■ Stored entries ■
---------------
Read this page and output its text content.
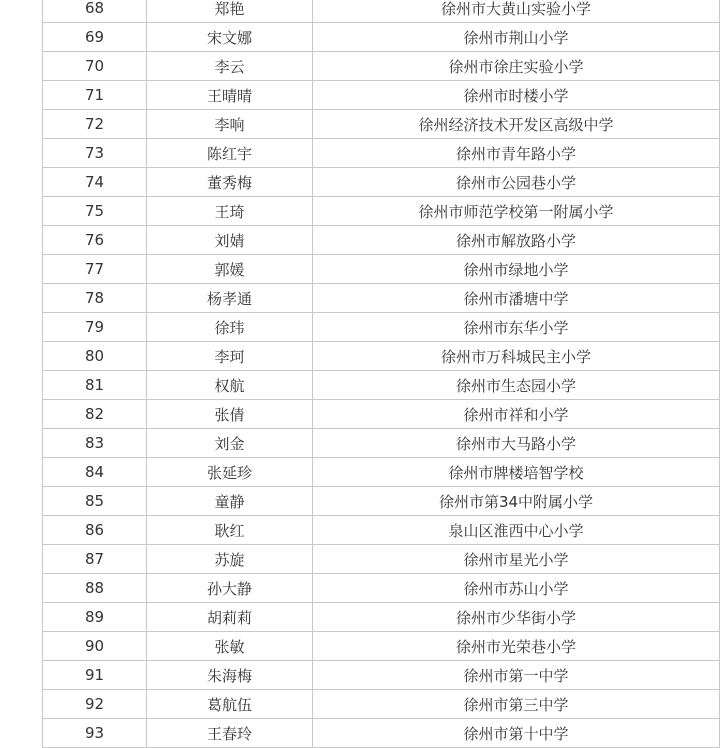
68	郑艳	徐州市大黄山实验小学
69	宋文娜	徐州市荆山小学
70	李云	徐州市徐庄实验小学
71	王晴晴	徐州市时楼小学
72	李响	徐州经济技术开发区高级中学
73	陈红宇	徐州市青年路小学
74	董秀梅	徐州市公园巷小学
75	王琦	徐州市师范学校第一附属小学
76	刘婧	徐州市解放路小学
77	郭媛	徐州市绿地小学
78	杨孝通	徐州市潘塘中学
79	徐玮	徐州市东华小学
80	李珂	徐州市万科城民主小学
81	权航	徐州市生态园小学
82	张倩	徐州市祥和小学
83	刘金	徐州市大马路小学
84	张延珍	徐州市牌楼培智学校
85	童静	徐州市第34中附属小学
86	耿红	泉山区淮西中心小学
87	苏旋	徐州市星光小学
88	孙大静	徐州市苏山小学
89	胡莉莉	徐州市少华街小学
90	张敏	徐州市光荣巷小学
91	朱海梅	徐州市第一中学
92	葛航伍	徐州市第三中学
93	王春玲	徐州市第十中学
---------------
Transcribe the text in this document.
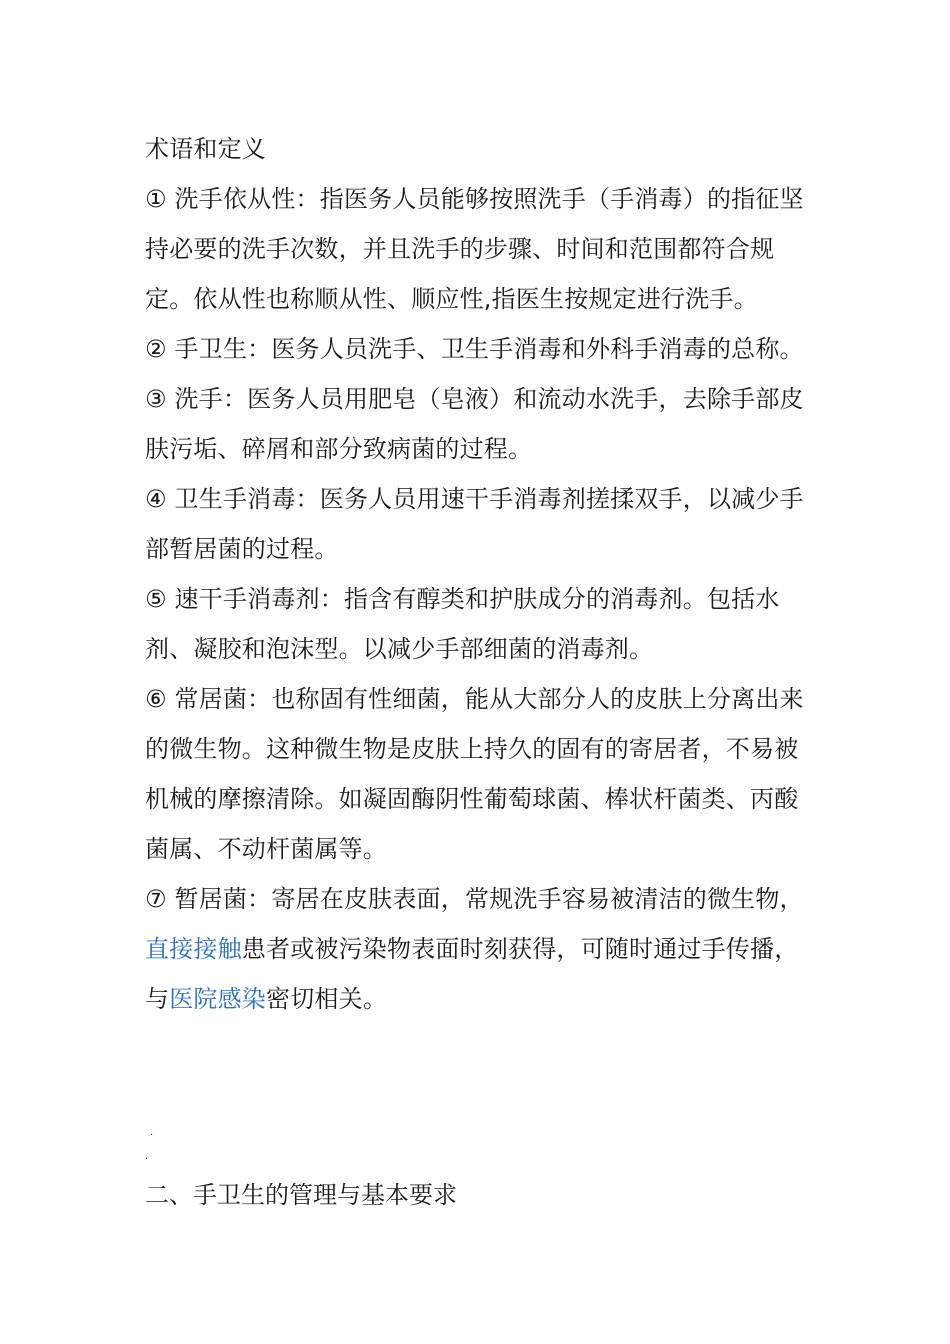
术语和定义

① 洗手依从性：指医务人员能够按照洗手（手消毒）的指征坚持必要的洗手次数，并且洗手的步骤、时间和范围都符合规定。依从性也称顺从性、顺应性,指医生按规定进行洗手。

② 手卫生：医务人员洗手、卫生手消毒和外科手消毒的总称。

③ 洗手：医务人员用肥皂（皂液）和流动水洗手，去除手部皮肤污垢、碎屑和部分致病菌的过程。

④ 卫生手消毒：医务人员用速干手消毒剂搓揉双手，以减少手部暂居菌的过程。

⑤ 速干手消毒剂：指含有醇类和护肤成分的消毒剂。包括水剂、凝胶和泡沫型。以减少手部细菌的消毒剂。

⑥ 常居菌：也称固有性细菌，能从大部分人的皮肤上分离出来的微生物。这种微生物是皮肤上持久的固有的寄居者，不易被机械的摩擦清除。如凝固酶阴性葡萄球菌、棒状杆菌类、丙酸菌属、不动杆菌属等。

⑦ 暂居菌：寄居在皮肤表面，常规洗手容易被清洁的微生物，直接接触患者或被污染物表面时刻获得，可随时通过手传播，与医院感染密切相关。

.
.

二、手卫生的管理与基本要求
---------------
Report each line of the material above where the word "this" appears.

Read this page and output its text content.
Transcribe the text in this document.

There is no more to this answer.